**WHAT IS EXPECTED:**
Pull out every line with the word "cables" from the entries below.

**RECORDS SHOWN:**
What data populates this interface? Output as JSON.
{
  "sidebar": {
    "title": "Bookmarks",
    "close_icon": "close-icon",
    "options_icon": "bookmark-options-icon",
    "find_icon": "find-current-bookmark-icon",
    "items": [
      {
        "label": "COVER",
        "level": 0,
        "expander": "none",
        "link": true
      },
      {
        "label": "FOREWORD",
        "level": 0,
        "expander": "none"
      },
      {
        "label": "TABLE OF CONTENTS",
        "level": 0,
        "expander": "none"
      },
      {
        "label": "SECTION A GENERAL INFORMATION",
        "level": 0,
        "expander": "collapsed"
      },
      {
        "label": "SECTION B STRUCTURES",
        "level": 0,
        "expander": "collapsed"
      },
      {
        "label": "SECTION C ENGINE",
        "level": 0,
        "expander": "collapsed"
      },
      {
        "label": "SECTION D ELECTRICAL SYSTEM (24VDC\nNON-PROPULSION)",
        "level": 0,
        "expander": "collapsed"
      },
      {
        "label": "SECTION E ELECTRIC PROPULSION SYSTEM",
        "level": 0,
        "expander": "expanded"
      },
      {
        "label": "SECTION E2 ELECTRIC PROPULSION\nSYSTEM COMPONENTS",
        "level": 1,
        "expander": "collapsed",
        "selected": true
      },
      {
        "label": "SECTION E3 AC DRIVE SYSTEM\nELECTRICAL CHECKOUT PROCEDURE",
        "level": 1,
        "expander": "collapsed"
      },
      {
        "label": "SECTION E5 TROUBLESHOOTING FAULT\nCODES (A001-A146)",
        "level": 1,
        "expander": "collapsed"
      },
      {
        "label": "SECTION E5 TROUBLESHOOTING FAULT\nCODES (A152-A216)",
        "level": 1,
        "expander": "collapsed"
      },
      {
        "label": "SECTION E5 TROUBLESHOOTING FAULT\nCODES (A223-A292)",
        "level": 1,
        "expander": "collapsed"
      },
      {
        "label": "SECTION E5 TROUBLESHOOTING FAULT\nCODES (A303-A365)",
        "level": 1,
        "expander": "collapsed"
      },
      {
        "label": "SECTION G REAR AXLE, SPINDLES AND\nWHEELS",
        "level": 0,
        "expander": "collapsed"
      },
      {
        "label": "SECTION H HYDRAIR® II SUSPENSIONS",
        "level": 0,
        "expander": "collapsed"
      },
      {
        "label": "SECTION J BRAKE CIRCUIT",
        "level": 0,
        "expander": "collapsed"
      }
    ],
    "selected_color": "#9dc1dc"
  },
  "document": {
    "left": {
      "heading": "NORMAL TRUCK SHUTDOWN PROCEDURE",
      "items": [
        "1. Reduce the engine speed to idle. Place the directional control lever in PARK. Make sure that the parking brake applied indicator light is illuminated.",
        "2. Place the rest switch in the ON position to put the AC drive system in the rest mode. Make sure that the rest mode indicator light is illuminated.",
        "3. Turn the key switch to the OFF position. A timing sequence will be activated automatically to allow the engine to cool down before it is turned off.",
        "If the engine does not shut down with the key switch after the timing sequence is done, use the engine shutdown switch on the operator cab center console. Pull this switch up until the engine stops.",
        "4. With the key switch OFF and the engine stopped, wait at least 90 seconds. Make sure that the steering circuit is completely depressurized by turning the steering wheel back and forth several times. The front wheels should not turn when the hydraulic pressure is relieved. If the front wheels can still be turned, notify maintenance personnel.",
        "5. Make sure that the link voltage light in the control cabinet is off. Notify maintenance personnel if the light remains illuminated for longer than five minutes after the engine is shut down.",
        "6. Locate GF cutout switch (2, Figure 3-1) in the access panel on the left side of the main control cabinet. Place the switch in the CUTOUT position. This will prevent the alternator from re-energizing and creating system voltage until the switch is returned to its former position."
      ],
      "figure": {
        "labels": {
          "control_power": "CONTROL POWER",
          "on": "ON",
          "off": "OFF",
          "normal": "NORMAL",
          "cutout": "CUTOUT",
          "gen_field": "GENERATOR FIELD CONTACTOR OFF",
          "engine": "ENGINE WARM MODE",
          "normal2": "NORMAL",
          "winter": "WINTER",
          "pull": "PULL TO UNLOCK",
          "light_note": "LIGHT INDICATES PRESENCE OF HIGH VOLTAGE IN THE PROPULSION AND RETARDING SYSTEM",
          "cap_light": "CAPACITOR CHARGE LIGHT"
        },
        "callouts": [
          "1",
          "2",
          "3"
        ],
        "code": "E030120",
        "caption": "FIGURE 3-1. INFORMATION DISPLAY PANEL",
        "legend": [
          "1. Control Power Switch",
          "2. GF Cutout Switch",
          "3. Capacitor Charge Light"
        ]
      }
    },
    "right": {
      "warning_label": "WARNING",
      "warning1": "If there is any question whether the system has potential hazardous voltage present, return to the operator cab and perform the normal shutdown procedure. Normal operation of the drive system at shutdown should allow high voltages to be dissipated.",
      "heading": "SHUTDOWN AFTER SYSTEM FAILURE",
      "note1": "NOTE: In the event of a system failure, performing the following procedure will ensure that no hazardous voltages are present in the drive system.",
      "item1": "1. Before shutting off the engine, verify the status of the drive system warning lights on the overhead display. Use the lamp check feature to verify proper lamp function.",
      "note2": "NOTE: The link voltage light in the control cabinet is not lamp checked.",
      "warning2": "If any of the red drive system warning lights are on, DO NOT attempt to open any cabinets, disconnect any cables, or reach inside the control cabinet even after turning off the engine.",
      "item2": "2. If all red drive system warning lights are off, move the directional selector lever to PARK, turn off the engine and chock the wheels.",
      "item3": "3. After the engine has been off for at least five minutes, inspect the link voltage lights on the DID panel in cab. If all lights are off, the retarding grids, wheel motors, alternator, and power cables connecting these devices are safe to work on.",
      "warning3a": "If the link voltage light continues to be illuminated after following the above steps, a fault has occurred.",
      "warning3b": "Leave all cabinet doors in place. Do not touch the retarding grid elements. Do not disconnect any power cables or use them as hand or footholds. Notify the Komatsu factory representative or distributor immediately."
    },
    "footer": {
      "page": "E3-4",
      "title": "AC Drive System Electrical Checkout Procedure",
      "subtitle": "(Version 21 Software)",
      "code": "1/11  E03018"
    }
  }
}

**ANSWER FOR THE TASK:**
      "warning2": "If any of the red drive system warning lights are on, DO NOT attempt to open any cabinets, disconnect any cables, or reach inside the control cabinet even after turning off the engine.",
      "item3": "3. After the engine has been off for at least five minutes, inspect the link voltage lights on the DID panel in cab. If all lights are off, the retarding grids, wheel motors, alternator, and power cables connecting these devices are safe to work on.",
      "warning3b": "Leave all cabinet doors in place. Do not touch the retarding grid elements. Do not disconnect any power cables or use them as hand or footholds. Notify the Komatsu factory representative or distributor immediately."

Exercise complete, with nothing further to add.